TASK GOAL -
Would you restate all the data that follows, word for word?

Stored data entries:
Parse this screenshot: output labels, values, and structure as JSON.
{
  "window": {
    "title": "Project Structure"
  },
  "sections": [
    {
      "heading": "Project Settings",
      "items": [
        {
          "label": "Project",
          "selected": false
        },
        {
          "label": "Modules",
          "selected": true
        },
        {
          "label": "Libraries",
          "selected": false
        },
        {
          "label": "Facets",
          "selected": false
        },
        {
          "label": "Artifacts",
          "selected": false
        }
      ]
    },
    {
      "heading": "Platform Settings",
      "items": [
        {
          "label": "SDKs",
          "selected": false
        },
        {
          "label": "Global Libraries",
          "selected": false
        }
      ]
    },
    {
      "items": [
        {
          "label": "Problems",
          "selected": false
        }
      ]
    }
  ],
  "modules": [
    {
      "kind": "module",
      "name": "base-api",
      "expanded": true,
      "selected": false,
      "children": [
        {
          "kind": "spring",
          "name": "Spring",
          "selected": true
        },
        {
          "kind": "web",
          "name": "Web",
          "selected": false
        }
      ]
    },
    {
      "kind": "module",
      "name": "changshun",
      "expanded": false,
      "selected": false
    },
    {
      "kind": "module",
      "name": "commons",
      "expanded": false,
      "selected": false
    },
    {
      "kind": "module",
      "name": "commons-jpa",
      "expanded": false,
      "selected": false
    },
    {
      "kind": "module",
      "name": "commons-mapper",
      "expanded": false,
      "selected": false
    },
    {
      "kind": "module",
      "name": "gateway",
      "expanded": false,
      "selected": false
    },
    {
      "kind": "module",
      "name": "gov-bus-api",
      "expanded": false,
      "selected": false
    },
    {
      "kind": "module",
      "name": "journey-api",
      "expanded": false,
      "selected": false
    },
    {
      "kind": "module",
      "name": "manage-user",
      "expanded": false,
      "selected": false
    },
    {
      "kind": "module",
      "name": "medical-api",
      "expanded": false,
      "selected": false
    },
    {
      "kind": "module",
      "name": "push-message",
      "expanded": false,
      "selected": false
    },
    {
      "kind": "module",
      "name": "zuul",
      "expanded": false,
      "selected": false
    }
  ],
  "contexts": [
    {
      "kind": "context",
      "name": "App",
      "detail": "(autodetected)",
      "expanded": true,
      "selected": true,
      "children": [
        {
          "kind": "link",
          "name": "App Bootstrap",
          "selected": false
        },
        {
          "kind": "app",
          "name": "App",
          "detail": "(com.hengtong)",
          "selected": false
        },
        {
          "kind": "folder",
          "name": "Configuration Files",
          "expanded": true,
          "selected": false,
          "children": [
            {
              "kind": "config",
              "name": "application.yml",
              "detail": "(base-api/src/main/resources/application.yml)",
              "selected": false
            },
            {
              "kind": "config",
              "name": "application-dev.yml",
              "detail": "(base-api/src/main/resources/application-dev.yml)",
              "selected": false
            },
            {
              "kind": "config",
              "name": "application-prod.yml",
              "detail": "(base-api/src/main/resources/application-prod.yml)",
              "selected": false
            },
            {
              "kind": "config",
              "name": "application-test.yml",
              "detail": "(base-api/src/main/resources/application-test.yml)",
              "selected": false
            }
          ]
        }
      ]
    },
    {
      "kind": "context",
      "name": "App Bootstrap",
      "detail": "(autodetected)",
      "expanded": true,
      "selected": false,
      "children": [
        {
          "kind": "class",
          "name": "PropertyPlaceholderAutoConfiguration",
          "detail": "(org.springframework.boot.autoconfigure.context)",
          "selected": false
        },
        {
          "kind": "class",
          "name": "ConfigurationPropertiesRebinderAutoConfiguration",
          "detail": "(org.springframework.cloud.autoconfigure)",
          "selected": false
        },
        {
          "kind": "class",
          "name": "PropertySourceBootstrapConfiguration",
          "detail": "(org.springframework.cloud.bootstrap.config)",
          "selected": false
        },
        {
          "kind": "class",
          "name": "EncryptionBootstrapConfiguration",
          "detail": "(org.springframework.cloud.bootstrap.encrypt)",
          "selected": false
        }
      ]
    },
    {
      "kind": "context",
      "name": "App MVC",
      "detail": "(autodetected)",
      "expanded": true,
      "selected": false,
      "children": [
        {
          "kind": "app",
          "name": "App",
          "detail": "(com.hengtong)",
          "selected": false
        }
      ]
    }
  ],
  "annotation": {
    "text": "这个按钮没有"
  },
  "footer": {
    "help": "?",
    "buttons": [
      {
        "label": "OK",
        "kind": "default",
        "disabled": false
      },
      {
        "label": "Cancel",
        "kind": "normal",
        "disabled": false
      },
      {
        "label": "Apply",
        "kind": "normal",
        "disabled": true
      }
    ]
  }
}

TASK ANSWER -
Parse this screenshot: output labels, values, and structure as JSON.
{
  "window": {
    "title": "Project Structure"
  },
  "sections": [
    {
      "heading": "Project Settings",
      "items": [
        {
          "label": "Project",
          "selected": false
        },
        {
          "label": "Modules",
          "selected": true
        },
        {
          "label": "Libraries",
          "selected": false
        },
        {
          "label": "Facets",
          "selected": false
        },
        {
          "label": "Artifacts",
          "selected": false
        }
      ]
    },
    {
      "heading": "Platform Settings",
      "items": [
        {
          "label": "SDKs",
          "selected": false
        },
        {
          "label": "Global Libraries",
          "selected": false
        }
      ]
    },
    {
      "items": [
        {
          "label": "Problems",
          "selected": false
        }
      ]
    }
  ],
  "modules": [
    {
      "kind": "module",
      "name": "base-api",
      "expanded": true,
      "selected": false,
      "children": [
        {
          "kind": "spring",
          "name": "Spring",
          "selected": true
        },
        {
          "kind": "web",
          "name": "Web",
          "selected": false
        }
      ]
    },
    {
      "kind": "module",
      "name": "changshun",
      "expanded": false,
      "selected": false
    },
    {
      "kind": "module",
      "name": "commons",
      "expanded": false,
      "selected": false
    },
    {
      "kind": "module",
      "name": "commons-jpa",
      "expanded": false,
      "selected": false
    },
    {
      "kind": "module",
      "name": "commons-mapper",
      "expanded": false,
      "selected": false
    },
    {
      "kind": "module",
      "name": "gateway",
      "expanded": false,
      "selected": false
    },
    {
      "kind": "module",
      "name": "gov-bus-api",
      "expanded": false,
      "selected": false
    },
    {
      "kind": "module",
      "name": "journey-api",
      "expanded": false,
      "selected": false
    },
    {
      "kind": "module",
      "name": "manage-user",
      "expanded": false,
      "selected": false
    },
    {
      "kind": "module",
      "name": "medical-api",
      "expanded": false,
      "selected": false
    },
    {
      "kind": "module",
      "name": "push-message",
      "expanded": false,
      "selected": false
    },
    {
      "kind": "module",
      "name": "zuul",
      "expanded": false,
      "selected": false
    }
  ],
  "contexts": [
    {
      "kind": "context",
      "name": "App",
      "detail": "(autodetected)",
      "expanded": true,
      "selected": true,
      "children": [
        {
          "kind": "link",
          "name": "App Bootstrap",
          "selected": false
        },
        {
          "kind": "app",
          "name": "App",
          "detail": "(com.hengtong)",
          "selected": false
        },
        {
          "kind": "folder",
          "name": "Configuration Files",
          "expanded": true,
          "selected": false,
          "children": [
            {
              "kind": "config",
              "name": "application.yml",
              "detail": "(base-api/src/main/resources/application.yml)",
              "selected": false
            },
            {
              "kind": "config",
              "name": "application-dev.yml",
              "detail": "(base-api/src/main/resources/application-dev.yml)",
              "selected": false
            },
            {
              "kind": "config",
              "name": "application-prod.yml",
              "detail": "(base-api/src/main/resources/application-prod.yml)",
              "selected": false
            },
            {
              "kind": "config",
              "name": "application-test.yml",
              "detail": "(base-api/src/main/resources/application-test.yml)",
              "selected": false
            }
          ]
        }
      ]
    },
    {
      "kind": "context",
      "name": "App Bootstrap",
      "detail": "(autodetected)",
      "expanded": true,
      "selected": false,
      "children": [
        {
          "kind": "class",
          "name": "PropertyPlaceholderAutoConfiguration",
          "detail": "(org.springframework.boot.autoconfigure.context)",
          "selected": false
        },
        {
          "kind": "class",
          "name": "ConfigurationPropertiesRebinderAutoConfiguration",
          "detail": "(org.springframework.cloud.autoconfigure)",
          "selected": false
        },
        {
          "kind": "class",
          "name": "PropertySourceBootstrapConfiguration",
          "detail": "(org.springframework.cloud.bootstrap.config)",
          "selected": false
        },
        {
          "kind": "class",
          "name": "EncryptionBootstrapConfiguration",
          "detail": "(org.springframework.cloud.bootstrap.encrypt)",
          "selected": false
        }
      ]
    },
    {
      "kind": "context",
      "name": "App MVC",
      "detail": "(autodetected)",
      "expanded": true,
      "selected": false,
      "children": [
        {
          "kind": "app",
          "name": "App",
          "detail": "(com.hengtong)",
          "selected": false
        }
      ]
    }
  ],
  "annotation": {
    "text": "这个按钮没有"
  },
  "footer": {
    "help": "?",
    "buttons": [
      {
        "label": "OK",
        "kind": "default",
        "disabled": false
      },
      {
        "label": "Cancel",
        "kind": "normal",
        "disabled": false
      },
      {
        "label": "Apply",
        "kind": "normal",
        "disabled": true
      }
    ]
  }
}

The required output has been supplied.